═══ SOURCE MATERIAL ═══
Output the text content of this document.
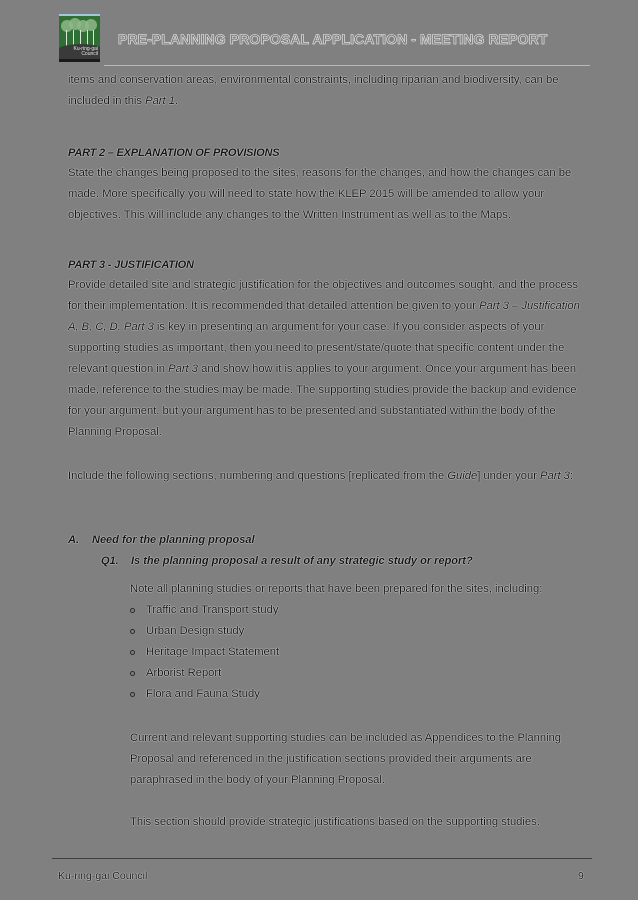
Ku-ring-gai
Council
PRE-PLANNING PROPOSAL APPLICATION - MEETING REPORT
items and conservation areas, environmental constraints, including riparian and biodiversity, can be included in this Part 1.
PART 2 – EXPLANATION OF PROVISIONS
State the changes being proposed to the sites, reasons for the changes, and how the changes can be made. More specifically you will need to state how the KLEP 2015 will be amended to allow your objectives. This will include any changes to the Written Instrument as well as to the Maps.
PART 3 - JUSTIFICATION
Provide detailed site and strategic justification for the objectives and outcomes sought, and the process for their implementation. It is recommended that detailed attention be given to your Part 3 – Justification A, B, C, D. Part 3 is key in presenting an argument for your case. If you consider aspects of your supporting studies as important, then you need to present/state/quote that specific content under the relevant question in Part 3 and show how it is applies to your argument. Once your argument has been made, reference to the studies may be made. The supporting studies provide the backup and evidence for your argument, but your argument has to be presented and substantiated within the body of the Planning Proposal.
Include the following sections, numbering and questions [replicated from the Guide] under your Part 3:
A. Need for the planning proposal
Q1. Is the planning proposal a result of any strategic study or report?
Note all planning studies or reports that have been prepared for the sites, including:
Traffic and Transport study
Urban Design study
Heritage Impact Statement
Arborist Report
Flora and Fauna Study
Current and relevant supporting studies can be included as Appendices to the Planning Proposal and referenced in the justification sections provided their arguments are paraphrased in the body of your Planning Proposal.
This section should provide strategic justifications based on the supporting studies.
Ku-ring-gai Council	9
═══
INSTRUCTIONS TO FOLLOW: Collect every line above that contains the word "sites".

COMPLETED EXERCISE:
State the changes being proposed to the sites, reasons for the changes, and how the changes can be made. More specifically you will need to state how the KLEP 2015 will be amended to allow your objectives. This will include any changes to the Written Instrument as well as to the Maps.
Note all planning studies or reports that have been prepared for the sites, including:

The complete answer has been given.